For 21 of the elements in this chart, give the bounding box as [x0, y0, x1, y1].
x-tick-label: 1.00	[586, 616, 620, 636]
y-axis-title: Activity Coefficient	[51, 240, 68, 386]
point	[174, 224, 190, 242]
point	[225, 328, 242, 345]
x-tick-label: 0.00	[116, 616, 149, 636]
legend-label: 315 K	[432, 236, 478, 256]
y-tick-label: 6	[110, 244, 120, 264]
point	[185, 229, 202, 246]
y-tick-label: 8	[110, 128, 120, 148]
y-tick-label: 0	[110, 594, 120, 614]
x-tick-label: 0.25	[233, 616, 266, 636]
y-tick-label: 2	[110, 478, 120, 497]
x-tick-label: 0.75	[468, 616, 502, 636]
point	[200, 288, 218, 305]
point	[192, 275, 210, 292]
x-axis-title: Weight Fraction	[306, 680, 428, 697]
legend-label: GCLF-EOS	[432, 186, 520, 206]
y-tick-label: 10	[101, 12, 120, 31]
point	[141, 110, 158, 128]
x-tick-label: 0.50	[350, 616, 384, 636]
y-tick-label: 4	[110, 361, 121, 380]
□ □ □ □
Given request: Copy out the entries above line for line, with no changes at all.

Task output:
For 21 of the elements in this chart, give the bounding box as [x0, y0, x1, y1].
x-tick-label: 1.00	[586, 616, 620, 636]
y-axis-title: Activity Coefficient	[51, 240, 68, 386]
point	[174, 224, 190, 242]
point	[225, 328, 242, 345]
x-tick-label: 0.00	[116, 616, 149, 636]
legend-label: 315 K	[432, 236, 478, 256]
y-tick-label: 6	[110, 244, 120, 264]
point	[185, 229, 202, 246]
y-tick-label: 8	[110, 128, 120, 148]
y-tick-label: 0	[110, 594, 120, 614]
x-tick-label: 0.25	[233, 616, 266, 636]
y-tick-label: 2	[110, 478, 120, 497]
x-tick-label: 0.75	[468, 616, 502, 636]
point	[200, 288, 218, 305]
point	[192, 275, 210, 292]
x-axis-title: Weight Fraction	[306, 680, 428, 697]
legend-label: GCLF-EOS	[432, 186, 520, 206]
y-tick-label: 10	[101, 12, 120, 31]
point	[141, 110, 158, 128]
x-tick-label: 0.50	[350, 616, 384, 636]
y-tick-label: 4	[110, 361, 121, 380]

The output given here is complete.